**What this task involves**
Find each line with the string "suggestions" and report it.

Saved entries
####

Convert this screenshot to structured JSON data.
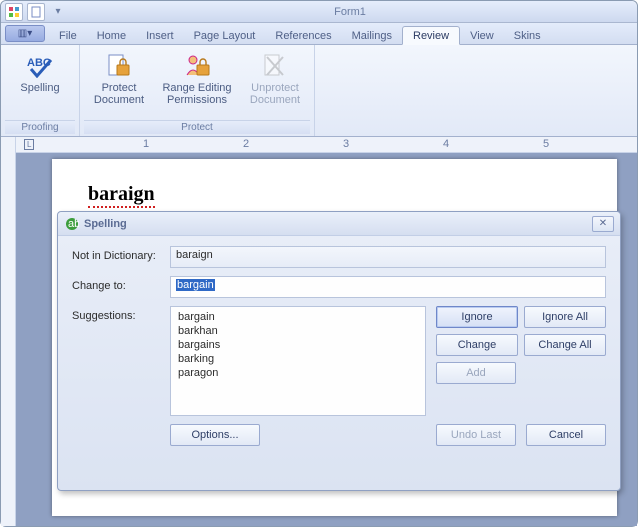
{
  "window": {
    "title": "Form1"
  },
  "tabs": [
    "File",
    "Home",
    "Insert",
    "Page Layout",
    "References",
    "Mailings",
    "Review",
    "View",
    "Skins"
  ],
  "active_tab": "Review",
  "ribbon": {
    "groups": [
      {
        "label": "Proofing",
        "items": [
          {
            "label": "Spelling"
          }
        ]
      },
      {
        "label": "Protect",
        "items": [
          {
            "label": "Protect Document"
          },
          {
            "label": "Range Editing Permissions"
          },
          {
            "label": "Unprotect Document",
            "disabled": true
          }
        ]
      }
    ]
  },
  "document": {
    "word": "baraign"
  },
  "ruler_numbers": [
    "1",
    "2",
    "3",
    "4",
    "5"
  ],
  "dialog": {
    "title": "Spelling",
    "labels": {
      "not_in_dict": "Not in Dictionary:",
      "change_to": "Change to:",
      "suggestions": "Suggestions:"
    },
    "not_in_dict_value": "baraign",
    "change_to_value": "bargain",
    "suggestions": [
      "bargain",
      "barkhan",
      "bargains",
      "barking",
      "paragon"
    ],
    "buttons": {
      "ignore": "Ignore",
      "ignore_all": "Ignore All",
      "change": "Change",
      "change_all": "Change All",
      "add": "Add",
      "options": "Options...",
      "undo_last": "Undo Last",
      "cancel": "Cancel"
    }
  }
}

####

**Exercise result**
      "suggestions": "Suggestions:"
    "suggestions": [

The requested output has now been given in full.